**Instructions for the task:**
Search the records for "negd". Copy every line where it appears.

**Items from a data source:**
_ _ _ _ _

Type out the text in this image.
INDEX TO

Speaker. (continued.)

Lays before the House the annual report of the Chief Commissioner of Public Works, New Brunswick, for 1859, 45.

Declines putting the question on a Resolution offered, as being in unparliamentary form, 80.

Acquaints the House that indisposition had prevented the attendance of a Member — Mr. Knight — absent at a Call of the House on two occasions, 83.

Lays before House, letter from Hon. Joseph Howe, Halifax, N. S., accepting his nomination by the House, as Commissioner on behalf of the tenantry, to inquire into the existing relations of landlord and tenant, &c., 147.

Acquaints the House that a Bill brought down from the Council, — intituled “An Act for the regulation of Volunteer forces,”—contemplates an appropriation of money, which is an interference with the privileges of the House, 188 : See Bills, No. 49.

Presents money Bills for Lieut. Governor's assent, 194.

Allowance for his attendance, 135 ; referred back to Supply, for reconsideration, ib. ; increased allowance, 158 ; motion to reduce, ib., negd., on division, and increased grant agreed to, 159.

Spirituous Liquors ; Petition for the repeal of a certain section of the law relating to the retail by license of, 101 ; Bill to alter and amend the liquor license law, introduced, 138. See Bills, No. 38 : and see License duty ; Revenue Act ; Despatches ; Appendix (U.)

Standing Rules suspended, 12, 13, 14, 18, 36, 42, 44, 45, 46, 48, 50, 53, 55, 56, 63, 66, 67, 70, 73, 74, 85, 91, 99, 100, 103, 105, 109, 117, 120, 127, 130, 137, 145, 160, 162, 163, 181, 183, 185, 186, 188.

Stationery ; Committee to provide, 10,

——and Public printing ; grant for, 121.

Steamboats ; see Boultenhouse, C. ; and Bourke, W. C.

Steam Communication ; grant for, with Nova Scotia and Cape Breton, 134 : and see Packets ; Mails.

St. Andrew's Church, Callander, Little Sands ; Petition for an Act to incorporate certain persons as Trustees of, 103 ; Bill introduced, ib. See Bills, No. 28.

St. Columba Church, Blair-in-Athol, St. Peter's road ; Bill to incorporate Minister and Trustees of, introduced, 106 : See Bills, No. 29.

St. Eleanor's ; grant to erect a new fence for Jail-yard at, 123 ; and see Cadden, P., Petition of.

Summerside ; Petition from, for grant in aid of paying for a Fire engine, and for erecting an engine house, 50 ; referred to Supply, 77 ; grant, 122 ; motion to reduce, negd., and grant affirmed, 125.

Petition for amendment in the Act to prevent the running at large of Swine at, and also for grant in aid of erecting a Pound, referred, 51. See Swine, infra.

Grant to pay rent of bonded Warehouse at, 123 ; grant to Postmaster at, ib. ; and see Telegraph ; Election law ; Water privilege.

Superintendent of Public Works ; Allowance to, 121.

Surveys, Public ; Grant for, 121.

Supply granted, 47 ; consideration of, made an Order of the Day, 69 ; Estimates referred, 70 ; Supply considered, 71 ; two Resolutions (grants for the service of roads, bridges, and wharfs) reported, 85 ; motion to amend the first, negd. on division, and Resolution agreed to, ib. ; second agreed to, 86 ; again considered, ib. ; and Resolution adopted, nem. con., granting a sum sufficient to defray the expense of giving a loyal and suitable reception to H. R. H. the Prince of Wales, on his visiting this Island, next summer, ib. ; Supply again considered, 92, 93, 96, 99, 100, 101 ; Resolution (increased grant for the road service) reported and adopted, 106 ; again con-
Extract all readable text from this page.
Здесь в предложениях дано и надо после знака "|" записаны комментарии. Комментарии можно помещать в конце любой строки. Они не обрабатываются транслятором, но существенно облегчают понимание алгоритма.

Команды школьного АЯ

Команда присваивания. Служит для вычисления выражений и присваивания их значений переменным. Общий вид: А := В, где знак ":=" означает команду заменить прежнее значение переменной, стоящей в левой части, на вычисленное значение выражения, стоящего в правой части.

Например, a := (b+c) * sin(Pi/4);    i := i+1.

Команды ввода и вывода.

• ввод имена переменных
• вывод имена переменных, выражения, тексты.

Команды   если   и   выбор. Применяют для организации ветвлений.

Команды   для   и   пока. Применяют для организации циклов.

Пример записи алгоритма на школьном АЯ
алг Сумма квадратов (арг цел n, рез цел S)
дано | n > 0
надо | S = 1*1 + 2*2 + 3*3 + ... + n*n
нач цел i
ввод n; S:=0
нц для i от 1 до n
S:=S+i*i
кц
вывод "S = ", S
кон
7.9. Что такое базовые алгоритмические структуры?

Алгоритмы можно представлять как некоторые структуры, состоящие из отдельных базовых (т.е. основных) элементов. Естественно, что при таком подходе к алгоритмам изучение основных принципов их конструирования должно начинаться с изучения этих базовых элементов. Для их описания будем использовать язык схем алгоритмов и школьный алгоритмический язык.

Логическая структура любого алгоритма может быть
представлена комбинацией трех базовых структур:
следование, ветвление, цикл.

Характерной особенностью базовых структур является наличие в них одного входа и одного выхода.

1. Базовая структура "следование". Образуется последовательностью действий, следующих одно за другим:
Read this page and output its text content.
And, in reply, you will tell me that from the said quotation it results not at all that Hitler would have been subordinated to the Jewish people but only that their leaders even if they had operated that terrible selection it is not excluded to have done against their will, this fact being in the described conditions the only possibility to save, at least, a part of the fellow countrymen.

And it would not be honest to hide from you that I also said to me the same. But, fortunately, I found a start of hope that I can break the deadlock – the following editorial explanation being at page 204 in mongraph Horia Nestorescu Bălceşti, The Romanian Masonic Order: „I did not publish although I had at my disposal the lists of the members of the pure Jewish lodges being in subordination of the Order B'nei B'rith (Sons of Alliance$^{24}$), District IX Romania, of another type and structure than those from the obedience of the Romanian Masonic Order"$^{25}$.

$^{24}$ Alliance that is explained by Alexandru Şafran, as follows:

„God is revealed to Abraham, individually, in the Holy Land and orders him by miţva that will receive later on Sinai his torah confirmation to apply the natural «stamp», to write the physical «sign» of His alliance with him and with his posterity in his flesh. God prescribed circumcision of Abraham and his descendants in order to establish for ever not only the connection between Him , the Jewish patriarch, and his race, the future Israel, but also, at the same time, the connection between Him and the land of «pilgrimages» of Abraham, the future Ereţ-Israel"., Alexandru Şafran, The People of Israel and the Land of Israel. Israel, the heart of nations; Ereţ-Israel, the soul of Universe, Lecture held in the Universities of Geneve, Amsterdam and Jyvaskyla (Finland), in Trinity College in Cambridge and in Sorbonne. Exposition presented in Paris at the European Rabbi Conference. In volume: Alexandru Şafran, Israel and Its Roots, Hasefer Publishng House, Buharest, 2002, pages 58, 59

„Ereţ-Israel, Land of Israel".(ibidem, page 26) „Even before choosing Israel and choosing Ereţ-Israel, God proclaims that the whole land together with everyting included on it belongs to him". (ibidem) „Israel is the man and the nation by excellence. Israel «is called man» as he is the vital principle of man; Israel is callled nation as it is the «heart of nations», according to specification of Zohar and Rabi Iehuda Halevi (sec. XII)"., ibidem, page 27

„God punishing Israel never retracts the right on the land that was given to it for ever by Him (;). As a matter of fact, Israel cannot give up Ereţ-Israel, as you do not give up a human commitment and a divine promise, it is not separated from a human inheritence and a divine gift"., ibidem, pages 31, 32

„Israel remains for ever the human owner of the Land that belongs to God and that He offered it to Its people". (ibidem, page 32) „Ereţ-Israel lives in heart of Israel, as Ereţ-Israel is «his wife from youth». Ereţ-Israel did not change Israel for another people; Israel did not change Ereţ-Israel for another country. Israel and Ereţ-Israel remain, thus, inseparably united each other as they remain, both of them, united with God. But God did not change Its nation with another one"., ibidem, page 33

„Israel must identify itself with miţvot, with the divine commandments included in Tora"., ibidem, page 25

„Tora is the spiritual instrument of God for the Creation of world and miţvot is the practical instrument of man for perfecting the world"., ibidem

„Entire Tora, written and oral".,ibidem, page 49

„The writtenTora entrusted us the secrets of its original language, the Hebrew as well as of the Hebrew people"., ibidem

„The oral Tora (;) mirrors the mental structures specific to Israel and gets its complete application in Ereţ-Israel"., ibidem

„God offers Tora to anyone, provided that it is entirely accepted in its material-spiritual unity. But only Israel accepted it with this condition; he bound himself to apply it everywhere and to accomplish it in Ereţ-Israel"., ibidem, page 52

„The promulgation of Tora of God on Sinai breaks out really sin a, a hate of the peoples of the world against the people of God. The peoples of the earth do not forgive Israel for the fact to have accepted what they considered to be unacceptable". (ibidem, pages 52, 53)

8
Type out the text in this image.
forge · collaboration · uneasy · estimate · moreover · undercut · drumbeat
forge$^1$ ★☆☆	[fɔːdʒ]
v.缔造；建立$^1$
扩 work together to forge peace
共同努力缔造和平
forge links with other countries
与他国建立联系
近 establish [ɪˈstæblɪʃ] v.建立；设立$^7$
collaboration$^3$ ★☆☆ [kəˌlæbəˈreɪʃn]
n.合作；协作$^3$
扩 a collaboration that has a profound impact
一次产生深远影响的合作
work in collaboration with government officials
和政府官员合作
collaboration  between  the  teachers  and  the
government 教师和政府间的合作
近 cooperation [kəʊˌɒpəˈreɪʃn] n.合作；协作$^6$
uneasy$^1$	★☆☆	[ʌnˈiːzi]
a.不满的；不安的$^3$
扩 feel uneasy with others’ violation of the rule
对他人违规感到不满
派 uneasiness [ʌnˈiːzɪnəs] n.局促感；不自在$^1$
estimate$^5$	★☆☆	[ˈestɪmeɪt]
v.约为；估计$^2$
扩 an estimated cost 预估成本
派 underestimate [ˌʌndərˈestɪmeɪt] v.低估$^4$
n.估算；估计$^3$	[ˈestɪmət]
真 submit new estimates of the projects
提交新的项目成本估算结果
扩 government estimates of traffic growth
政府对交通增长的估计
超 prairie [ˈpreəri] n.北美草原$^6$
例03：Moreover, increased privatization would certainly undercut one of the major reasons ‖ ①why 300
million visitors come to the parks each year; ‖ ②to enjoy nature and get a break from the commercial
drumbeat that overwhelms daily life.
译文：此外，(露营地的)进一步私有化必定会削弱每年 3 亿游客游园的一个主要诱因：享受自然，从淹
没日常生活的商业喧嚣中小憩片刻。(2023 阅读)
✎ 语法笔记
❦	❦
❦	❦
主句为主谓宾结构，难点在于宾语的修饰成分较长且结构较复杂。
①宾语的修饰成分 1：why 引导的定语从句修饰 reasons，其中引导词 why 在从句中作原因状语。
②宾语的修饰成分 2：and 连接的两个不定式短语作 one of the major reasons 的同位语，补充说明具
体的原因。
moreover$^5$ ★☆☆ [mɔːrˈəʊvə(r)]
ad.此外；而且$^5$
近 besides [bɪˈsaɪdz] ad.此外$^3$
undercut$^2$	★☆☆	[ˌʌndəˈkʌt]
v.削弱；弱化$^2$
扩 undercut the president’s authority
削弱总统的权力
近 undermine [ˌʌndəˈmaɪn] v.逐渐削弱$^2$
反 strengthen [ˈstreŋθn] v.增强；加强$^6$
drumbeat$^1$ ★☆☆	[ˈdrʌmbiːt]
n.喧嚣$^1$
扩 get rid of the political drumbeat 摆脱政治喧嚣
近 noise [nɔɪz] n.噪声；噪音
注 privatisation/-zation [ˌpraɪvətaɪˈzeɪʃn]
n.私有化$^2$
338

_ _ _ _ _

**Right answer:**
Allowance for his attendance, 135 ; referred back to Supply, for reconsideration, ib. ; increased allowance, 158 ; motion to reduce, ib., negd., on division, and increased grant agreed to, 159.
Summerside ; Petition from, for grant in aid of paying for a Fire engine, and for erecting an engine house, 50 ; referred to Supply, 77 ; grant, 122 ; motion to reduce, negd., and grant affirmed, 125.
Supply granted, 47 ; consideration of, made an Order of the Day, 69 ; Estimates referred, 70 ; Supply considered, 71 ; two Resolutions (grants for the service of roads, bridges, and wharfs) reported, 85 ; motion to amend the first, negd. on division, and Resolution agreed to, ib. ; second agreed to, 86 ; again considered, ib. ; and Resolution adopted, nem. con., granting a sum sufficient to defray the expense of giving a loyal and suitable reception to H. R. H. the Prince of Wales, on his visiting this Island, next summer, ib. ; Supply again considered, 92, 93, 96, 99, 100, 101 ; Resolution (increased grant for the road service) reported and adopted, 106 ; again con-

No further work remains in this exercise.